## Records to process:
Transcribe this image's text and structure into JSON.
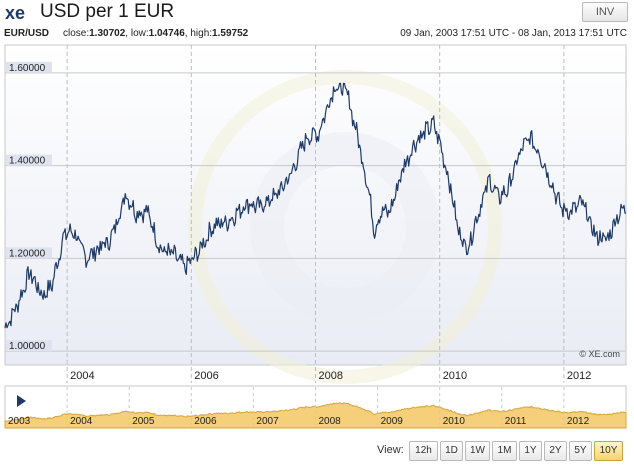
{
  "header": {
    "title": "USD per 1 EUR",
    "logo_text": "xe",
    "inv_label": "INV"
  },
  "info": {
    "pair": "EUR/USD",
    "close_label": "close:",
    "close": "1.30702",
    "low_label": "low:",
    "low": "1.04746",
    "high_label": "high:",
    "high": "1.59752",
    "range": "09 Jan, 2003 17:51 UTC - 08 Jan, 2013 17:51 UTC"
  },
  "watermark": "© XE.com",
  "colors": {
    "line": "#1f3a66",
    "navigator_fill": "#f5cf7a",
    "navigator_line": "#d6a43c",
    "label_bg": "#dfe3f0",
    "active_button": "#f4d36e"
  },
  "chart_data": {
    "type": "line",
    "x_start": "2003-01",
    "x_end": "2013-01",
    "ylim": [
      0.97,
      1.66
    ],
    "y_ticks": [
      "1.00000",
      "1.20000",
      "1.40000",
      "1.60000"
    ],
    "y_tick_values": [
      1.0,
      1.2,
      1.4,
      1.6
    ],
    "x_ticks": [
      "2004",
      "2006",
      "2008",
      "2010",
      "2012"
    ],
    "x_tick_values": [
      2004.0,
      2006.0,
      2008.0,
      2010.0,
      2012.0
    ],
    "series": [
      {
        "x": [
          2003.0,
          2003.2,
          2003.4,
          2003.6,
          2003.75,
          2003.95,
          2004.1,
          2004.3,
          2004.5,
          2004.7,
          2004.95,
          2005.1,
          2005.3,
          2005.5,
          2005.7,
          2005.9,
          2006.1,
          2006.35,
          2006.6,
          2006.9,
          2007.1,
          2007.4,
          2007.6,
          2007.85,
          2008.05,
          2008.3,
          2008.5,
          2008.7,
          2008.85,
          2008.95,
          2009.05,
          2009.2,
          2009.4,
          2009.6,
          2009.75,
          2009.9,
          2010.0,
          2010.15,
          2010.3,
          2010.45,
          2010.6,
          2010.8,
          2010.95,
          2011.1,
          2011.3,
          2011.45,
          2011.6,
          2011.75,
          2011.95,
          2012.1,
          2012.3,
          2012.5,
          2012.7,
          2012.85,
          2013.0
        ],
        "y": [
          1.05,
          1.1,
          1.17,
          1.12,
          1.14,
          1.25,
          1.26,
          1.2,
          1.22,
          1.24,
          1.34,
          1.3,
          1.3,
          1.22,
          1.21,
          1.18,
          1.21,
          1.27,
          1.28,
          1.32,
          1.31,
          1.34,
          1.38,
          1.46,
          1.47,
          1.57,
          1.56,
          1.45,
          1.35,
          1.26,
          1.3,
          1.3,
          1.39,
          1.45,
          1.47,
          1.49,
          1.45,
          1.37,
          1.26,
          1.22,
          1.29,
          1.37,
          1.33,
          1.35,
          1.43,
          1.46,
          1.43,
          1.38,
          1.31,
          1.3,
          1.32,
          1.25,
          1.24,
          1.29,
          1.31
        ]
      }
    ],
    "navigator": {
      "labels": [
        "2003",
        "2004",
        "2005",
        "2006",
        "2007",
        "2008",
        "2009",
        "2010",
        "2011",
        "2012"
      ],
      "label_values": [
        2003.0,
        2004.0,
        2005.0,
        2006.0,
        2007.0,
        2008.0,
        2009.0,
        2010.0,
        2011.0,
        2012.0
      ]
    }
  },
  "view": {
    "label": "View:",
    "buttons": [
      "12h",
      "1D",
      "1W",
      "1M",
      "1Y",
      "2Y",
      "5Y",
      "10Y"
    ],
    "active": "10Y"
  }
}
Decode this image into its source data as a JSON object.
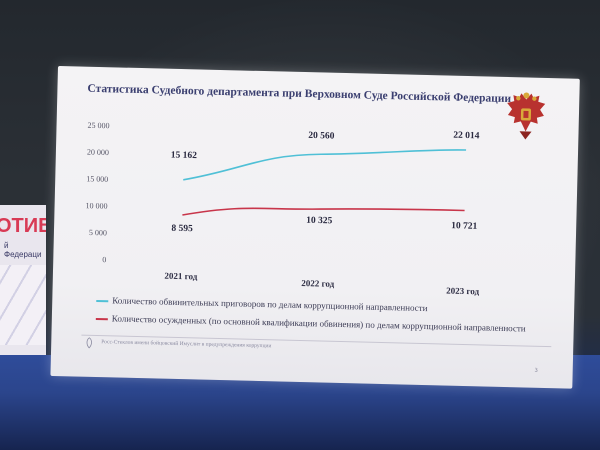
{
  "slide": {
    "title": "Статистика Судебного департамента при Верховном Суде Российской Федерации",
    "emblem_icon": "double-headed-eagle-emblem",
    "footer": "Росс-Стеклов имени бойцовский Имуслит в предупреждения коррупции",
    "page_number": "3"
  },
  "background": {
    "banner_text": "ОТИВ",
    "banner_subtext": "й Федераци"
  },
  "colors": {
    "series1": "#4fc0d6",
    "series2": "#c8354a",
    "title": "#3b3f70",
    "tick": "#555566"
  },
  "chart_data": {
    "type": "line",
    "categories": [
      "2021 год",
      "2022 год",
      "2023 год"
    ],
    "ylim": [
      0,
      25000
    ],
    "yticks": [
      "0",
      "5 000",
      "10 000",
      "15 000",
      "20 000",
      "25 000"
    ],
    "ytick_values": [
      0,
      5000,
      10000,
      15000,
      20000,
      25000
    ],
    "grid": false,
    "legend_position": "bottom",
    "series": [
      {
        "name": "Количество обвинительных приговоров по делам коррупционной направленности",
        "values": [
          15162,
          20560,
          22014
        ],
        "labels": [
          "15 162",
          "20 560",
          "22 014"
        ]
      },
      {
        "name": "Количество осужденных (по основной квалификации обвинения) по делам коррупционной направленности",
        "values": [
          8595,
          10325,
          10721
        ],
        "labels": [
          "8 595",
          "10 325",
          "10 721"
        ]
      }
    ]
  }
}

## What is expected:
Beginning with the line that contains "Decode this image", repeat every remaining line of the data exactly, the last line included, and omit pictures.

## Correct response:
Decode this image into its source data as a JSON object.
{
  "slide": {
    "title": "Статистика Судебного департамента при Верховном Суде Российской Федерации",
    "emblem_icon": "double-headed-eagle-emblem",
    "footer": "Росс-Стеклов имени бойцовский Имуслит в предупреждения коррупции",
    "page_number": "3"
  },
  "background": {
    "banner_text": "ОТИВ",
    "banner_subtext": "й Федераци"
  },
  "colors": {
    "series1": "#4fc0d6",
    "series2": "#c8354a",
    "title": "#3b3f70",
    "tick": "#555566"
  },
  "chart_data": {
    "type": "line",
    "categories": [
      "2021 год",
      "2022 год",
      "2023 год"
    ],
    "ylim": [
      0,
      25000
    ],
    "yticks": [
      "0",
      "5 000",
      "10 000",
      "15 000",
      "20 000",
      "25 000"
    ],
    "ytick_values": [
      0,
      5000,
      10000,
      15000,
      20000,
      25000
    ],
    "grid": false,
    "legend_position": "bottom",
    "series": [
      {
        "name": "Количество обвинительных приговоров по делам коррупционной направленности",
        "values": [
          15162,
          20560,
          22014
        ],
        "labels": [
          "15 162",
          "20 560",
          "22 014"
        ]
      },
      {
        "name": "Количество осужденных (по основной квалификации обвинения) по делам коррупционной направленности",
        "values": [
          8595,
          10325,
          10721
        ],
        "labels": [
          "8 595",
          "10 325",
          "10 721"
        ]
      }
    ]
  }
}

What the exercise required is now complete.